=== LIST OF TASKS ===
[1] Reproduce word for word the part of the court opinion that opens with the words containing "Decision Date13 October" and closes with "FINLEY, Chief Justice.".
[2] Using the court opinion, explain in one to three sentences the ground on which appellant moved in the Superior Court to dismiss the action.

=== TEXT EXTRACT ===
'''
Bishop v. Hamlet

Decision Date13 October 1961
Docket NumberNo. 35713,35713
CourtWashington Supreme Court
PartiesEd BISHOP, doing business as Federal Discount Company, Respondent, v. Robert HAMLET ad Jane Doe Hamlet, his wife, and Emmett Lewis and Jane Doe Lewis, his wife, doing business as Hamiet Texaco Station, Appellants.

Jack Steinberg, Seattle, for appellants.

Bennett Hoffman, Seattle, for respondent.

FINLEY, Chief Justice.

This case comes to us on an agreed statement of facts. It is conclusively established that on March 10, 1959, respondent obtained a judgment for $230.92 against appellat in a justice of the peace court in King County. Appellant appealed to the Superior Court on March 27, 1959. Nothing further was done until May 19, 1960, when appellant moved in the Superior Court for a dismissal of the action for want of prosecution under Rule of Pleading, Practice and Procedure 41.04W, RCW Vol. O. Sometime later, respondent moved that the Superior Court dismiss the appeal from the justice court. Appellant's motion to dismiss the action was denied; respondent's motion to dismiss the appeal was granted. Appellant assigns error to both rulings of the Superior Court.
'''
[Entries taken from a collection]
'''
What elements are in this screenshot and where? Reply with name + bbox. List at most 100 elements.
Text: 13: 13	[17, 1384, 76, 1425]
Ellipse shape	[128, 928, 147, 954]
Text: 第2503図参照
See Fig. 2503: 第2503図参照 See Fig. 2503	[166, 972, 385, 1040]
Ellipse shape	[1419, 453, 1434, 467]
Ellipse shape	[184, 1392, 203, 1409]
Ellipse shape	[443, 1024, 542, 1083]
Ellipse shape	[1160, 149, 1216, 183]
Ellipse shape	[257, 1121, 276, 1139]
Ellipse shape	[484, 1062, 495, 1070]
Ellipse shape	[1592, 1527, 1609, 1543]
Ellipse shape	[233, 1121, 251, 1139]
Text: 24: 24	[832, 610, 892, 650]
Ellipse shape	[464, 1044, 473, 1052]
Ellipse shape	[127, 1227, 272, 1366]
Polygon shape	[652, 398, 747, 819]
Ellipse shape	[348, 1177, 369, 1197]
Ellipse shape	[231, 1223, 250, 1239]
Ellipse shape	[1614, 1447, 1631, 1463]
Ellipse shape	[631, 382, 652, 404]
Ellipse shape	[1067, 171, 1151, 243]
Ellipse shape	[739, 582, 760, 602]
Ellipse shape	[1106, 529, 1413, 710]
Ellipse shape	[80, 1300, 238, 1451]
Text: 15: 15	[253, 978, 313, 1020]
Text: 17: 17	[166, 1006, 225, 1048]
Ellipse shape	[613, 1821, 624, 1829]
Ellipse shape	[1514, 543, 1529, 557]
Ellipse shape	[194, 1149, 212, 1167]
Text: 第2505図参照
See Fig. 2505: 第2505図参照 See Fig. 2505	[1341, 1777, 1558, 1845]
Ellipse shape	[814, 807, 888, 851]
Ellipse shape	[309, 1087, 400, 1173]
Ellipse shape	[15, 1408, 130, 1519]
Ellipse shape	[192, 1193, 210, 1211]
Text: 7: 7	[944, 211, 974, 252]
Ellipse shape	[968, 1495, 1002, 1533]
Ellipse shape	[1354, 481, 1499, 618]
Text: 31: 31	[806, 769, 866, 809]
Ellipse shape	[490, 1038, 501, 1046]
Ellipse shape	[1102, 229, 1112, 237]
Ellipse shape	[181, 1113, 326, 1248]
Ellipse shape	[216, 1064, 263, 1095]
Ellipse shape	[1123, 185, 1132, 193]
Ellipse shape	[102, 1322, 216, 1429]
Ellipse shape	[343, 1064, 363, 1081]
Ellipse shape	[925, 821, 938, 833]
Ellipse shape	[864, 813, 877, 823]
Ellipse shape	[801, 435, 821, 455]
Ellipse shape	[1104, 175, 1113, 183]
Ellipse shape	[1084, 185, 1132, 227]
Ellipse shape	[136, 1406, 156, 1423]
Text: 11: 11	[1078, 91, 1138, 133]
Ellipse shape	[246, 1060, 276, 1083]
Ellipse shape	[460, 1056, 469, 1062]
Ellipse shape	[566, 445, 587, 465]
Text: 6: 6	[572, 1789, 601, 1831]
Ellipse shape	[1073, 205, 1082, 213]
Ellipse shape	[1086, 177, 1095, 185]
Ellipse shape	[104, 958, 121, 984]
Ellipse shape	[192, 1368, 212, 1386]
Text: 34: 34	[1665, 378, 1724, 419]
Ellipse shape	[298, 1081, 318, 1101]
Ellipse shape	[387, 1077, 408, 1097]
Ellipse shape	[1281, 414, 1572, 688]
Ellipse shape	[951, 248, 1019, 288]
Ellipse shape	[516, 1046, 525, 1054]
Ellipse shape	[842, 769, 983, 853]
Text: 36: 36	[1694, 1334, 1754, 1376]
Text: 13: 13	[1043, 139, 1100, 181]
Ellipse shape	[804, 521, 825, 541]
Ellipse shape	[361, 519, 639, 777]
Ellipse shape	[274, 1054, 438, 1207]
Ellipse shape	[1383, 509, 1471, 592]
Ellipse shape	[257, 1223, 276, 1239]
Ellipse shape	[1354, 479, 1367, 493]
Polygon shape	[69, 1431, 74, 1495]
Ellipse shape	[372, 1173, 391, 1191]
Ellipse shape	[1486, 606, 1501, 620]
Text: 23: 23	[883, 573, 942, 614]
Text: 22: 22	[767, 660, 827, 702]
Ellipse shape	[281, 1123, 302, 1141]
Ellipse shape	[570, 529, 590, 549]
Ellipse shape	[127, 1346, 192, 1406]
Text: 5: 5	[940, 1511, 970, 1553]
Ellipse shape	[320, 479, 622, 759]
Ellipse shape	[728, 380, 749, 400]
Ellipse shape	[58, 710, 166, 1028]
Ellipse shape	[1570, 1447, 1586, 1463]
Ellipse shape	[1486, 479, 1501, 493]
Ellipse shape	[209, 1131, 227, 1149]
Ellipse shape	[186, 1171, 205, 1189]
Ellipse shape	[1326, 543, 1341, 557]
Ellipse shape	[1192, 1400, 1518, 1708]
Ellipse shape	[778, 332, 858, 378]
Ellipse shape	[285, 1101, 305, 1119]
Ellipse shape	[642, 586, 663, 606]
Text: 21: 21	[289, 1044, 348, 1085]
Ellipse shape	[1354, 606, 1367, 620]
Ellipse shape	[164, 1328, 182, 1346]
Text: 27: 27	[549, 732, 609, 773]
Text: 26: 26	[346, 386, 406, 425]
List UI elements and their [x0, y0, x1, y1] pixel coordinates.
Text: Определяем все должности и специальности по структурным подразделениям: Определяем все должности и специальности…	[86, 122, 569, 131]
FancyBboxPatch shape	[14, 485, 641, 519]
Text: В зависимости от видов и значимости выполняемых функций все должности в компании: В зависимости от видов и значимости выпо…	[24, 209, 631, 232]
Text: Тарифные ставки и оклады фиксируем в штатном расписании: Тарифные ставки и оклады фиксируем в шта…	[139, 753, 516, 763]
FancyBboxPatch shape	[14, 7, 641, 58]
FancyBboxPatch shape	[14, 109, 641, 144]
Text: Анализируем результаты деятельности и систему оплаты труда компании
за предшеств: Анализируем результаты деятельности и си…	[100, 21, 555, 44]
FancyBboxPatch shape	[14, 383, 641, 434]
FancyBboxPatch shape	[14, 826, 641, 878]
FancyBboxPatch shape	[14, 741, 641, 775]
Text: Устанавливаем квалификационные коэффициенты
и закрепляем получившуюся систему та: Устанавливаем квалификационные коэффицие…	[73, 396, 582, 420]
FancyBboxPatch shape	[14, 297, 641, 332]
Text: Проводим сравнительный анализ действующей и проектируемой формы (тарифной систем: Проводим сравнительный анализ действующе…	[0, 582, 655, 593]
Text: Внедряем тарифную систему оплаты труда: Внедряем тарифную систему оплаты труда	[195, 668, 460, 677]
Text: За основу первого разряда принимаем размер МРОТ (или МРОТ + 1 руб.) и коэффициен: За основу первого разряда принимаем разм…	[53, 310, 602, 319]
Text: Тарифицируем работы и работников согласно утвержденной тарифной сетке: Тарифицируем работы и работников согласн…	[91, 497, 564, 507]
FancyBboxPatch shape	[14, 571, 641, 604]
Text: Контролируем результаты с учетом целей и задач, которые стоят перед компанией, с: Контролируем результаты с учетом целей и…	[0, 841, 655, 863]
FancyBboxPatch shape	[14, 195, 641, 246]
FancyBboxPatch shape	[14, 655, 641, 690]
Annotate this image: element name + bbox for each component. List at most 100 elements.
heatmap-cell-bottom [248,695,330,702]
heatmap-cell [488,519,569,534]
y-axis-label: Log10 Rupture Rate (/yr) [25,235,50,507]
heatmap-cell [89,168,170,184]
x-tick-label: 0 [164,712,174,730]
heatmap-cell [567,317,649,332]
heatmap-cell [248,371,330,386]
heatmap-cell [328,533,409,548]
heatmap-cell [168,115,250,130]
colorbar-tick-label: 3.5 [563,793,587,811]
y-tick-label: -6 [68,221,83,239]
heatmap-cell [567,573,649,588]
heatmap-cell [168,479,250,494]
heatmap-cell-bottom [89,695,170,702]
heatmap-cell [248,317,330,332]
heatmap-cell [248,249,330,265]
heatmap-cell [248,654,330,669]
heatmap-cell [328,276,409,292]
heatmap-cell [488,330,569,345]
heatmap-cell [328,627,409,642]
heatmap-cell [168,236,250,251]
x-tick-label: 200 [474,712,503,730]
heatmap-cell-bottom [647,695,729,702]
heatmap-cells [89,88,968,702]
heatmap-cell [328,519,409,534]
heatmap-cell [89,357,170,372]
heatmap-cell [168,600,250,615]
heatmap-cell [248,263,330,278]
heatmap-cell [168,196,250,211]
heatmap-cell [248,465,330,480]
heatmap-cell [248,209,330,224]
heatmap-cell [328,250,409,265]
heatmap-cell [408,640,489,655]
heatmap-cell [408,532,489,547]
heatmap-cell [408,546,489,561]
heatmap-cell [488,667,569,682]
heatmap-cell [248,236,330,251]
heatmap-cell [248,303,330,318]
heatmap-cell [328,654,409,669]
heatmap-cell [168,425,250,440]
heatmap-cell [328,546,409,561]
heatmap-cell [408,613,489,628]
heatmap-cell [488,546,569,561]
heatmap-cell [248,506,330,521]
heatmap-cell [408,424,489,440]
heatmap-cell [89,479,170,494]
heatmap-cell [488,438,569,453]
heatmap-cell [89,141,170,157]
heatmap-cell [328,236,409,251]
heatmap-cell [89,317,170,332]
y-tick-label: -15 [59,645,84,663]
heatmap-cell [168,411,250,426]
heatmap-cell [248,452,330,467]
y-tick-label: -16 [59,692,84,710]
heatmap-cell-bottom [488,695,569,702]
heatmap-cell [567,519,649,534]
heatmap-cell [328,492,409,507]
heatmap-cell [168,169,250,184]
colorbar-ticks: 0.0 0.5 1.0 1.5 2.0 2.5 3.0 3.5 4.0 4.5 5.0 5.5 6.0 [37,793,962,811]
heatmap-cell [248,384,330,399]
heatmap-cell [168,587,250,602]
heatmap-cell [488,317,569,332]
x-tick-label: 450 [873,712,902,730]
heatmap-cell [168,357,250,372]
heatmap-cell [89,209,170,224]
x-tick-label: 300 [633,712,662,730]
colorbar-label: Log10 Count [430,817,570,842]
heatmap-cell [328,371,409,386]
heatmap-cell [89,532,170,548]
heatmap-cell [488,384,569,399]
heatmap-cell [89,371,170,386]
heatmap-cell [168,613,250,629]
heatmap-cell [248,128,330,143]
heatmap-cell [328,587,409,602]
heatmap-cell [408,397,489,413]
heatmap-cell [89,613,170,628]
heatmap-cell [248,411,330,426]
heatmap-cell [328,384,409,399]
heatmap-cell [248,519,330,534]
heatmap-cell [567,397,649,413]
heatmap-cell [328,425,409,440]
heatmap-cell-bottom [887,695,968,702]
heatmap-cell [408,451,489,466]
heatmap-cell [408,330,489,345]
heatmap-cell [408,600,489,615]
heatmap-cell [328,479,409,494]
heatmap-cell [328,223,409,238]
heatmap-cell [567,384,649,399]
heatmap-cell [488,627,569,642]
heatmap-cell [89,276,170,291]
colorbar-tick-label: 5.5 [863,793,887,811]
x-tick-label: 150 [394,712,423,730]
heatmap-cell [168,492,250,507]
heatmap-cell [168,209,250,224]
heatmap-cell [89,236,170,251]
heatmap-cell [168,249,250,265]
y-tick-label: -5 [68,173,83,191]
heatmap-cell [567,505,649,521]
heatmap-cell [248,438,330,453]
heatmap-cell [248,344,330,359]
'''
=== SOLUTION LIST ===
[1]
Decision Date13 October 1961
Docket NumberNo. 35713,35713
CourtWashington Supreme Court
PartiesEd BISHOP, doing business as Federal Discount Company, Respondent, v. Robert HAMLET ad Jane Doe Hamlet, his wife, and Emmett Lewis and Jane Doe Lewis, his wife, doing business as Hamiet Texaco Station, Appellants.

Jack Steinberg, Seattle, for appellants.

Bennett Hoffman, Seattle, for respondent.

FINLEY, Chief Justice.

[2] Appellant moved to dismiss the action for want of prosecution under Rule of Pleading, Practice and Procedure 41.04W. After appellant appealed to the Superior Court on March 27, 1959, nothing further was done until the motion on May 19, 1960.